─── RAW DATA ───

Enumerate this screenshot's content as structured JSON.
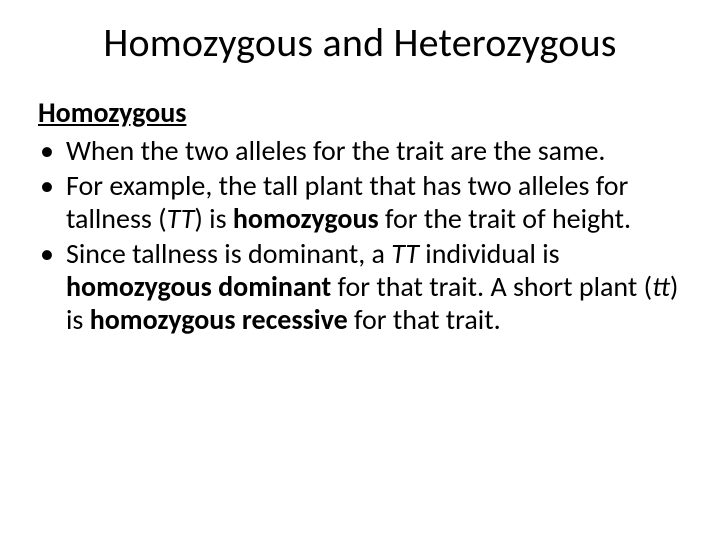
{
  "title": "Homozygous and Heterozygous",
  "subtitle": "Homozygous",
  "bullets": [
    {
      "segments": [
        {
          "text": "When the two alleles for the trait are the same."
        }
      ]
    },
    {
      "segments": [
        {
          "text": "For example, the tall plant that has two alleles for tallness ("
        },
        {
          "text": "TT",
          "italic": true
        },
        {
          "text": ") is "
        },
        {
          "text": "homozygous",
          "bold": true
        },
        {
          "text": " for the trait of height."
        }
      ]
    },
    {
      "segments": [
        {
          "text": "Since tallness is dominant, a "
        },
        {
          "text": "TT",
          "italic": true
        },
        {
          "text": " individual is "
        },
        {
          "text": "homozygous dominant",
          "bold": true
        },
        {
          "text": " for that trait. A short plant ("
        },
        {
          "text": "tt",
          "italic": true
        },
        {
          "text": ") is "
        },
        {
          "text": "homozygous recessive",
          "bold": true
        },
        {
          "text": " for that trait."
        }
      ]
    }
  ],
  "style": {
    "background_color": "#ffffff",
    "text_color": "#000000",
    "title_fontsize": 40,
    "body_fontsize": 28,
    "font_family": "Calibri"
  }
}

───

* **EXERCISE**
Pictures in the records above should not be copied. Repeat everything else exactly.

* **ANSWER TO THE TASK**
Enumerate this screenshot's content as structured JSON.
{
  "title": "Homozygous and Heterozygous",
  "subtitle": "Homozygous",
  "bullets": [
    {
      "segments": [
        {
          "text": "When the two alleles for the trait are the same."
        }
      ]
    },
    {
      "segments": [
        {
          "text": "For example, the tall plant that has two alleles for tallness ("
        },
        {
          "text": "TT",
          "italic": true
        },
        {
          "text": ") is "
        },
        {
          "text": "homozygous",
          "bold": true
        },
        {
          "text": " for the trait of height."
        }
      ]
    },
    {
      "segments": [
        {
          "text": "Since tallness is dominant, a "
        },
        {
          "text": "TT",
          "italic": true
        },
        {
          "text": " individual is "
        },
        {
          "text": "homozygous dominant",
          "bold": true
        },
        {
          "text": " for that trait. A short plant ("
        },
        {
          "text": "tt",
          "italic": true
        },
        {
          "text": ") is "
        },
        {
          "text": "homozygous recessive",
          "bold": true
        },
        {
          "text": " for that trait."
        }
      ]
    }
  ],
  "style": {
    "background_color": "#ffffff",
    "text_color": "#000000",
    "title_fontsize": 40,
    "body_fontsize": 28,
    "font_family": "Calibri"
  }
}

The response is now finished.